(Figure data in JSON)
◇ ◇ ◇ ◇ ◇ ◇ ◇
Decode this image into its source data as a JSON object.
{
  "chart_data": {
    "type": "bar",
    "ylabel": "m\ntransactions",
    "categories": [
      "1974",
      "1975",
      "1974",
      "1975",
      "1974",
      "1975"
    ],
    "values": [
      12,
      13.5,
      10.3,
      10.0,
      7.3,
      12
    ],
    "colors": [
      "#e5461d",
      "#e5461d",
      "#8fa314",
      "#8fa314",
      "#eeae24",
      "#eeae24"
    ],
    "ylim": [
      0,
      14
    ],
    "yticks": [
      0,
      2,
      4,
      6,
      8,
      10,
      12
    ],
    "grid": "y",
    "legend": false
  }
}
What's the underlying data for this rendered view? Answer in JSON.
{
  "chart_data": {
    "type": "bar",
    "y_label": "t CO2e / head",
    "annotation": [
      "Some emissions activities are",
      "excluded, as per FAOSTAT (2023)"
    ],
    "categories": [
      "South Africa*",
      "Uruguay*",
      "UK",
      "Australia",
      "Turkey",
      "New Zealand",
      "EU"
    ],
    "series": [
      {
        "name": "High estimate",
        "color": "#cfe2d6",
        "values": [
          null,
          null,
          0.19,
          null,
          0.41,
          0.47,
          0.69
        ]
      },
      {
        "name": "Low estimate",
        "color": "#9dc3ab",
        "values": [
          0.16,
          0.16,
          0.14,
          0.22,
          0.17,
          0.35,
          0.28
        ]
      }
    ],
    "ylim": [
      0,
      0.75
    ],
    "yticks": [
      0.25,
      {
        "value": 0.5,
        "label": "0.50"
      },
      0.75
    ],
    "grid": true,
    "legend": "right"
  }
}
◇ ◇ ◇ ◇ ◇ ◇ ◇
■ **WORK TO BE COMPLETED**:
Repeat the listing exactly, from its first line to its last.

■ **RESULT FOR THIS EXERCISE**:
Decode this image into its source data as a JSON object.
{
  "chart_data": {
    "type": "bar",
    "ylabel": "m\ntransactions",
    "categories": [
      "1974",
      "1975",
      "1974",
      "1975",
      "1974",
      "1975"
    ],
    "values": [
      12,
      13.5,
      10.3,
      10.0,
      7.3,
      12
    ],
    "colors": [
      "#e5461d",
      "#e5461d",
      "#8fa314",
      "#8fa314",
      "#eeae24",
      "#eeae24"
    ],
    "ylim": [
      0,
      14
    ],
    "yticks": [
      0,
      2,
      4,
      6,
      8,
      10,
      12
    ],
    "grid": "y",
    "legend": false
  }
}
What's the underlying data for this rendered view? Answer in JSON.
{
  "chart_data": {
    "type": "bar",
    "y_label": "t CO2e / head",
    "annotation": [
      "Some emissions activities are",
      "excluded, as per FAOSTAT (2023)"
    ],
    "categories": [
      "South Africa*",
      "Uruguay*",
      "UK",
      "Australia",
      "Turkey",
      "New Zealand",
      "EU"
    ],
    "series": [
      {
        "name": "High estimate",
        "color": "#cfe2d6",
        "values": [
          null,
          null,
          0.19,
          null,
          0.41,
          0.47,
          0.69
        ]
      },
      {
        "name": "Low estimate",
        "color": "#9dc3ab",
        "values": [
          0.16,
          0.16,
          0.14,
          0.22,
          0.17,
          0.35,
          0.28
        ]
      }
    ],
    "ylim": [
      0,
      0.75
    ],
    "yticks": [
      0.25,
      {
        "value": 0.5,
        "label": "0.50"
      },
      0.75
    ],
    "grid": true,
    "legend": "right"
  }
}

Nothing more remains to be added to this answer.